» Problem details: Repeat the whole listing exactly.

» Data rows:
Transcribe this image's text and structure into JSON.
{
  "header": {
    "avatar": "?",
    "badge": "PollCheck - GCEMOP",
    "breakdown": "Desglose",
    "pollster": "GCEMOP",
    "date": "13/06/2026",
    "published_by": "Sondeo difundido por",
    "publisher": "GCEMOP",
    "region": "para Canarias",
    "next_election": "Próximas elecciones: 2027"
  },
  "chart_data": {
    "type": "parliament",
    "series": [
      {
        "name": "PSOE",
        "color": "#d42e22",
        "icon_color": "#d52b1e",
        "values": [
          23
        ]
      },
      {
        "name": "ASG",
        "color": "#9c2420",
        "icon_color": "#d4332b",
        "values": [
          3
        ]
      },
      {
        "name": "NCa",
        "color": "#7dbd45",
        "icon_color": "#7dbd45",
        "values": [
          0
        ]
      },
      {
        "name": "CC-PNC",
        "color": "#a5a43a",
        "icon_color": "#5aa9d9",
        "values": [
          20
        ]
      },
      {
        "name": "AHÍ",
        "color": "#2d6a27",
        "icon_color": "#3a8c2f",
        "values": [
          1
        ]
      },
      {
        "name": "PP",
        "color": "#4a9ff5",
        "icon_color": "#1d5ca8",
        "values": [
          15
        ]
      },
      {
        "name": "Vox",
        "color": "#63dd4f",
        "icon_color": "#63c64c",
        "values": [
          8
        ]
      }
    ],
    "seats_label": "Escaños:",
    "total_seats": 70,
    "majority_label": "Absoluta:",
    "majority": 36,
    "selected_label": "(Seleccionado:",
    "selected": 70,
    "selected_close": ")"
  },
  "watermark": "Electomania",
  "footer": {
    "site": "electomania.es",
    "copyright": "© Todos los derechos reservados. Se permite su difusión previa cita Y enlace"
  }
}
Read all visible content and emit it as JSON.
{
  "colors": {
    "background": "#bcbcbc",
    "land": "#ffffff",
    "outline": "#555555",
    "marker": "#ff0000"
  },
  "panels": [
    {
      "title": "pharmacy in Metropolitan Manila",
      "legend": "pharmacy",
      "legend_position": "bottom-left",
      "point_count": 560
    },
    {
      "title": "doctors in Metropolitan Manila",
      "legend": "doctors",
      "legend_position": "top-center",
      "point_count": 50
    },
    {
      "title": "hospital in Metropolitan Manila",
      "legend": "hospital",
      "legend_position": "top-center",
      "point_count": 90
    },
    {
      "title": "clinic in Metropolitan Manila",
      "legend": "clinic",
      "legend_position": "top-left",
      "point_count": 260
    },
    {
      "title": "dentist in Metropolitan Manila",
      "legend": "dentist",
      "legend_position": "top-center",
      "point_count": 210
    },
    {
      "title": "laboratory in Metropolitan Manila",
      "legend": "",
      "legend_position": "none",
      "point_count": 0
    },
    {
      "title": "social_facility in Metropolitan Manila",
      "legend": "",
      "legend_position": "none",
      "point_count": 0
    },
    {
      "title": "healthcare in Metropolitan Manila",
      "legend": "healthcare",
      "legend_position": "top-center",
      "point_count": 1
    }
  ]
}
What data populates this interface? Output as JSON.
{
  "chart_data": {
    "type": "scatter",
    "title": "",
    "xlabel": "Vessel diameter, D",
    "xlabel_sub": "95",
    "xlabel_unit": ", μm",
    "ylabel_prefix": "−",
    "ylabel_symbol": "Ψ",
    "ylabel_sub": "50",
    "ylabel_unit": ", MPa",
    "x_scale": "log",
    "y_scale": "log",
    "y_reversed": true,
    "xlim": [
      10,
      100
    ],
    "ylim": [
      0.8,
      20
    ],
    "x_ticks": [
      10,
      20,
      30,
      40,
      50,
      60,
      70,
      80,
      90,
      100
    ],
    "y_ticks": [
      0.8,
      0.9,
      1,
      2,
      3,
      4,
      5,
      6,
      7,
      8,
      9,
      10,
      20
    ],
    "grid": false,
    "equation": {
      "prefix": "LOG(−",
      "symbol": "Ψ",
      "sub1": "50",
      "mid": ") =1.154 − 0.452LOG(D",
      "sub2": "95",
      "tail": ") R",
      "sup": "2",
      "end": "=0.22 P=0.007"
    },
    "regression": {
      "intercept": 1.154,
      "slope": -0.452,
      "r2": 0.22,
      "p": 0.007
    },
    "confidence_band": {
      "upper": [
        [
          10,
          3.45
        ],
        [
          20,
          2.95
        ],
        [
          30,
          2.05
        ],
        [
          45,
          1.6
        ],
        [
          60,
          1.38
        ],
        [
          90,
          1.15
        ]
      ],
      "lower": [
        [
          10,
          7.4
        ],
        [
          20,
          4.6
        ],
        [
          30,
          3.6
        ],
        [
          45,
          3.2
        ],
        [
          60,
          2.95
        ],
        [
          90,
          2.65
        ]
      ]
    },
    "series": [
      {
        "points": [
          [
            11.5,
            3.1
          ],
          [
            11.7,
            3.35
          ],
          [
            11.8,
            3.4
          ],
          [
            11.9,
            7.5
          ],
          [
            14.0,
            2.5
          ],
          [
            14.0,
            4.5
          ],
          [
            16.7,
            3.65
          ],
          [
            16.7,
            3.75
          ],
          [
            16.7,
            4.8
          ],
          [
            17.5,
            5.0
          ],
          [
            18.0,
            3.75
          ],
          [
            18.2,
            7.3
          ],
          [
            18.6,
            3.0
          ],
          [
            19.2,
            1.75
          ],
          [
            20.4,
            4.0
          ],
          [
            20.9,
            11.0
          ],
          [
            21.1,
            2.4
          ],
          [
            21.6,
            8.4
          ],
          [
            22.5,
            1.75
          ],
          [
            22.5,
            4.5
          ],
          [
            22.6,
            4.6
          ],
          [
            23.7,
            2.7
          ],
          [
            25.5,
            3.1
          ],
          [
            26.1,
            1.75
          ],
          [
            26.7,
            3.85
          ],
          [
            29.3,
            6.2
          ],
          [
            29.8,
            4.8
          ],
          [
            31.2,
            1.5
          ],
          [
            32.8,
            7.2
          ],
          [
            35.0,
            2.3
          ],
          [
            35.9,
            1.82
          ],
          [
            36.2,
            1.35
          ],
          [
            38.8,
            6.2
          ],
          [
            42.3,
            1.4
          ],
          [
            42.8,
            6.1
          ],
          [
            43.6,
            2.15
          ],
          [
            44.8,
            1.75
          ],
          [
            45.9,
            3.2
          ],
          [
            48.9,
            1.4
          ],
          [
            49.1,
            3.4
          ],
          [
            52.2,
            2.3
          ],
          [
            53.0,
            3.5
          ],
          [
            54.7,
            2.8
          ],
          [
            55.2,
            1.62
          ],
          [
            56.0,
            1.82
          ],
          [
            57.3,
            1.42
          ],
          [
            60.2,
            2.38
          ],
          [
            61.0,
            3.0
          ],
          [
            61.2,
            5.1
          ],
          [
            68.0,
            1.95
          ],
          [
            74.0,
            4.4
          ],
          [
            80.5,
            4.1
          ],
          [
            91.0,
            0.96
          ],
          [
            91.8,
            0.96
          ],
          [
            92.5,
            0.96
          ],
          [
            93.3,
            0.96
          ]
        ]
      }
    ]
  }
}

» Problem solution:
Transcribe this image's text and structure into JSON.
{
  "header": {
    "avatar": "?",
    "badge": "PollCheck - GCEMOP",
    "breakdown": "Desglose",
    "pollster": "GCEMOP",
    "date": "13/06/2026",
    "published_by": "Sondeo difundido por",
    "publisher": "GCEMOP",
    "region": "para Canarias",
    "next_election": "Próximas elecciones: 2027"
  },
  "chart_data": {
    "type": "parliament",
    "series": [
      {
        "name": "PSOE",
        "color": "#d42e22",
        "icon_color": "#d52b1e",
        "values": [
          23
        ]
      },
      {
        "name": "ASG",
        "color": "#9c2420",
        "icon_color": "#d4332b",
        "values": [
          3
        ]
      },
      {
        "name": "NCa",
        "color": "#7dbd45",
        "icon_color": "#7dbd45",
        "values": [
          0
        ]
      },
      {
        "name": "CC-PNC",
        "color": "#a5a43a",
        "icon_color": "#5aa9d9",
        "values": [
          20
        ]
      },
      {
        "name": "AHÍ",
        "color": "#2d6a27",
        "icon_color": "#3a8c2f",
        "values": [
          1
        ]
      },
      {
        "name": "PP",
        "color": "#4a9ff5",
        "icon_color": "#1d5ca8",
        "values": [
          15
        ]
      },
      {
        "name": "Vox",
        "color": "#63dd4f",
        "icon_color": "#63c64c",
        "values": [
          8
        ]
      }
    ],
    "seats_label": "Escaños:",
    "total_seats": 70,
    "majority_label": "Absoluta:",
    "majority": 36,
    "selected_label": "(Seleccionado:",
    "selected": 70,
    "selected_close": ")"
  },
  "watermark": "Electomania",
  "footer": {
    "site": "electomania.es",
    "copyright": "© Todos los derechos reservados. Se permite su difusión previa cita Y enlace"
  }
}
Read all visible content and emit it as JSON.
{
  "colors": {
    "background": "#bcbcbc",
    "land": "#ffffff",
    "outline": "#555555",
    "marker": "#ff0000"
  },
  "panels": [
    {
      "title": "pharmacy in Metropolitan Manila",
      "legend": "pharmacy",
      "legend_position": "bottom-left",
      "point_count": 560
    },
    {
      "title": "doctors in Metropolitan Manila",
      "legend": "doctors",
      "legend_position": "top-center",
      "point_count": 50
    },
    {
      "title": "hospital in Metropolitan Manila",
      "legend": "hospital",
      "legend_position": "top-center",
      "point_count": 90
    },
    {
      "title": "clinic in Metropolitan Manila",
      "legend": "clinic",
      "legend_position": "top-left",
      "point_count": 260
    },
    {
      "title": "dentist in Metropolitan Manila",
      "legend": "dentist",
      "legend_position": "top-center",
      "point_count": 210
    },
    {
      "title": "laboratory in Metropolitan Manila",
      "legend": "",
      "legend_position": "none",
      "point_count": 0
    },
    {
      "title": "social_facility in Metropolitan Manila",
      "legend": "",
      "legend_position": "none",
      "point_count": 0
    },
    {
      "title": "healthcare in Metropolitan Manila",
      "legend": "healthcare",
      "legend_position": "top-center",
      "point_count": 1
    }
  ]
}
What data populates this interface? Output as JSON.
{
  "chart_data": {
    "type": "scatter",
    "title": "",
    "xlabel": "Vessel diameter, D",
    "xlabel_sub": "95",
    "xlabel_unit": ", μm",
    "ylabel_prefix": "−",
    "ylabel_symbol": "Ψ",
    "ylabel_sub": "50",
    "ylabel_unit": ", MPa",
    "x_scale": "log",
    "y_scale": "log",
    "y_reversed": true,
    "xlim": [
      10,
      100
    ],
    "ylim": [
      0.8,
      20
    ],
    "x_ticks": [
      10,
      20,
      30,
      40,
      50,
      60,
      70,
      80,
      90,
      100
    ],
    "y_ticks": [
      0.8,
      0.9,
      1,
      2,
      3,
      4,
      5,
      6,
      7,
      8,
      9,
      10,
      20
    ],
    "grid": false,
    "equation": {
      "prefix": "LOG(−",
      "symbol": "Ψ",
      "sub1": "50",
      "mid": ") =1.154 − 0.452LOG(D",
      "sub2": "95",
      "tail": ") R",
      "sup": "2",
      "end": "=0.22 P=0.007"
    },
    "regression": {
      "intercept": 1.154,
      "slope": -0.452,
      "r2": 0.22,
      "p": 0.007
    },
    "confidence_band": {
      "upper": [
        [
          10,
          3.45
        ],
        [
          20,
          2.95
        ],
        [
          30,
          2.05
        ],
        [
          45,
          1.6
        ],
        [
          60,
          1.38
        ],
        [
          90,
          1.15
        ]
      ],
      "lower": [
        [
          10,
          7.4
        ],
        [
          20,
          4.6
        ],
        [
          30,
          3.6
        ],
        [
          45,
          3.2
        ],
        [
          60,
          2.95
        ],
        [
          90,
          2.65
        ]
      ]
    },
    "series": [
      {
        "points": [
          [
            11.5,
            3.1
          ],
          [
            11.7,
            3.35
          ],
          [
            11.8,
            3.4
          ],
          [
            11.9,
            7.5
          ],
          [
            14.0,
            2.5
          ],
          [
            14.0,
            4.5
          ],
          [
            16.7,
            3.65
          ],
          [
            16.7,
            3.75
          ],
          [
            16.7,
            4.8
          ],
          [
            17.5,
            5.0
          ],
          [
            18.0,
            3.75
          ],
          [
            18.2,
            7.3
          ],
          [
            18.6,
            3.0
          ],
          [
            19.2,
            1.75
          ],
          [
            20.4,
            4.0
          ],
          [
            20.9,
            11.0
          ],
          [
            21.1,
            2.4
          ],
          [
            21.6,
            8.4
          ],
          [
            22.5,
            1.75
          ],
          [
            22.5,
            4.5
          ],
          [
            22.6,
            4.6
          ],
          [
            23.7,
            2.7
          ],
          [
            25.5,
            3.1
          ],
          [
            26.1,
            1.75
          ],
          [
            26.7,
            3.85
          ],
          [
            29.3,
            6.2
          ],
          [
            29.8,
            4.8
          ],
          [
            31.2,
            1.5
          ],
          [
            32.8,
            7.2
          ],
          [
            35.0,
            2.3
          ],
          [
            35.9,
            1.82
          ],
          [
            36.2,
            1.35
          ],
          [
            38.8,
            6.2
          ],
          [
            42.3,
            1.4
          ],
          [
            42.8,
            6.1
          ],
          [
            43.6,
            2.15
          ],
          [
            44.8,
            1.75
          ],
          [
            45.9,
            3.2
          ],
          [
            48.9,
            1.4
          ],
          [
            49.1,
            3.4
          ],
          [
            52.2,
            2.3
          ],
          [
            53.0,
            3.5
          ],
          [
            54.7,
            2.8
          ],
          [
            55.2,
            1.62
          ],
          [
            56.0,
            1.82
          ],
          [
            57.3,
            1.42
          ],
          [
            60.2,
            2.38
          ],
          [
            61.0,
            3.0
          ],
          [
            61.2,
            5.1
          ],
          [
            68.0,
            1.95
          ],
          [
            74.0,
            4.4
          ],
          [
            80.5,
            4.1
          ],
          [
            91.0,
            0.96
          ],
          [
            91.8,
            0.96
          ],
          [
            92.5,
            0.96
          ],
          [
            93.3,
            0.96
          ]
        ]
      }
    ]
  }
}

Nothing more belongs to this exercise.